-- Work required --
Each entry must be reproduced precisely as it stands.
-- begin Records to use --
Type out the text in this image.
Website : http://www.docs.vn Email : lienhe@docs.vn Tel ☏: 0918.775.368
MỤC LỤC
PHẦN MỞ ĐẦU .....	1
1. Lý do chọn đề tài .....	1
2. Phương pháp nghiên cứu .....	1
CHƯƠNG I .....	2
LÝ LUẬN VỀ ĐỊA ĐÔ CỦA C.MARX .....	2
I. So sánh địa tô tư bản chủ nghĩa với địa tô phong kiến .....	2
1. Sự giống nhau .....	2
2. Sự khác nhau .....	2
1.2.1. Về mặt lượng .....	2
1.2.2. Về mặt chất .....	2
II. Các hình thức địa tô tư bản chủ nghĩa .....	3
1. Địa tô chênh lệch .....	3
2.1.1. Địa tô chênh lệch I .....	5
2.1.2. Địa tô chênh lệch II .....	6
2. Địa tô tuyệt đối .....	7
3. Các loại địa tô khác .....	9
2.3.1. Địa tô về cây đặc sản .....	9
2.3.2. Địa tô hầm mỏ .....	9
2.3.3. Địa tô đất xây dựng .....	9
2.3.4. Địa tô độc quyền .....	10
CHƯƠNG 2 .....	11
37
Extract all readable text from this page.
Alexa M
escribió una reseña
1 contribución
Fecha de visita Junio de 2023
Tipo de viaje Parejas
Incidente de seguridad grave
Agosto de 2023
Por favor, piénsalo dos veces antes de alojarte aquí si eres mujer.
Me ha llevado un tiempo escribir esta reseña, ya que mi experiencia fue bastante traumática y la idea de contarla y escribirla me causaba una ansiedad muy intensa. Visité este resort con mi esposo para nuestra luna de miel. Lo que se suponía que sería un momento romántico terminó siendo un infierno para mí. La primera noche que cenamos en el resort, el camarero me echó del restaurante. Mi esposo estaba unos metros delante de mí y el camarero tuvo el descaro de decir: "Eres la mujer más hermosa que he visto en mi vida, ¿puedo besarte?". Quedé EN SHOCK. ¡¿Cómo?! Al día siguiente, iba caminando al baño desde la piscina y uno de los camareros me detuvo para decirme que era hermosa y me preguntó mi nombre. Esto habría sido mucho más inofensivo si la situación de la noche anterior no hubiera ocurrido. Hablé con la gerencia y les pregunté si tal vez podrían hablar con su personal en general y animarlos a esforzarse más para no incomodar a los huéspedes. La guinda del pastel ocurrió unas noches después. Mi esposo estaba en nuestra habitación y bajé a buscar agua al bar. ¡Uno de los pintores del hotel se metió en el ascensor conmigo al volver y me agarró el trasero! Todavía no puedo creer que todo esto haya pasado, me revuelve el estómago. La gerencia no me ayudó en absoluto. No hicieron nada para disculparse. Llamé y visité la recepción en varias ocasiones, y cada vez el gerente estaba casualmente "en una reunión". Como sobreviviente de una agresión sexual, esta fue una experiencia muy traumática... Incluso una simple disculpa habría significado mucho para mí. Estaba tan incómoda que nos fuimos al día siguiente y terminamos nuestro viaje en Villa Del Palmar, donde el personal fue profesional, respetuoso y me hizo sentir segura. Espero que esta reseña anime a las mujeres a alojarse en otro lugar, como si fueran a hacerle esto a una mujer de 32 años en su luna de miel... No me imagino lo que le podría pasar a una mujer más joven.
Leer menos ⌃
-- end Records to use --
-- The response --
Type out the text in this image.
Website : http://www.docs.vn Email : lienhe@docs.vn Tel ☏: 0918.775.368
MỤC LỤC
PHẦN MỞ ĐẦU .....	1
1. Lý do chọn đề tài .....	1
2. Phương pháp nghiên cứu .....	1
CHƯƠNG I .....	2
LÝ LUẬN VỀ ĐỊA ĐÔ CỦA C.MARX .....	2
I. So sánh địa tô tư bản chủ nghĩa với địa tô phong kiến .....	2
1. Sự giống nhau .....	2
2. Sự khác nhau .....	2
1.2.1. Về mặt lượng .....	2
1.2.2. Về mặt chất .....	2
II. Các hình thức địa tô tư bản chủ nghĩa .....	3
1. Địa tô chênh lệch .....	3
2.1.1. Địa tô chênh lệch I .....	5
2.1.2. Địa tô chênh lệch II .....	6
2. Địa tô tuyệt đối .....	7
3. Các loại địa tô khác .....	9
2.3.1. Địa tô về cây đặc sản .....	9
2.3.2. Địa tô hầm mỏ .....	9
2.3.3. Địa tô đất xây dựng .....	9
2.3.4. Địa tô độc quyền .....	10
CHƯƠNG 2 .....	11
37
Extract all readable text from this page.
Alexa M
escribió una reseña
1 contribución
Fecha de visita Junio de 2023
Tipo de viaje Parejas
Incidente de seguridad grave
Agosto de 2023
Por favor, piénsalo dos veces antes de alojarte aquí si eres mujer.
Me ha llevado un tiempo escribir esta reseña, ya que mi experiencia fue bastante traumática y la idea de contarla y escribirla me causaba una ansiedad muy intensa. Visité este resort con mi esposo para nuestra luna de miel. Lo que se suponía que sería un momento romántico terminó siendo un infierno para mí. La primera noche que cenamos en el resort, el camarero me echó del restaurante. Mi esposo estaba unos metros delante de mí y el camarero tuvo el descaro de decir: "Eres la mujer más hermosa que he visto en mi vida, ¿puedo besarte?". Quedé EN SHOCK. ¡¿Cómo?! Al día siguiente, iba caminando al baño desde la piscina y uno de los camareros me detuvo para decirme que era hermosa y me preguntó mi nombre. Esto habría sido mucho más inofensivo si la situación de la noche anterior no hubiera ocurrido. Hablé con la gerencia y les pregunté si tal vez podrían hablar con su personal en general y animarlos a esforzarse más para no incomodar a los huéspedes. La guinda del pastel ocurrió unas noches después. Mi esposo estaba en nuestra habitación y bajé a buscar agua al bar. ¡Uno de los pintores del hotel se metió en el ascensor conmigo al volver y me agarró el trasero! Todavía no puedo creer que todo esto haya pasado, me revuelve el estómago. La gerencia no me ayudó en absoluto. No hicieron nada para disculparse. Llamé y visité la recepción en varias ocasiones, y cada vez el gerente estaba casualmente "en una reunión". Como sobreviviente de una agresión sexual, esta fue una experiencia muy traumática... Incluso una simple disculpa habría significado mucho para mí. Estaba tan incómoda que nos fuimos al día siguiente y terminamos nuestro viaje en Villa Del Palmar, donde el personal fue profesional, respetuoso y me hizo sentir segura. Espero que esta reseña anime a las mujeres a alojarse en otro lugar, como si fueran a hacerle esto a una mujer de 32 años en su luna de miel... No me imagino lo que le podría pasar a una mujer más joven.
Leer menos ⌃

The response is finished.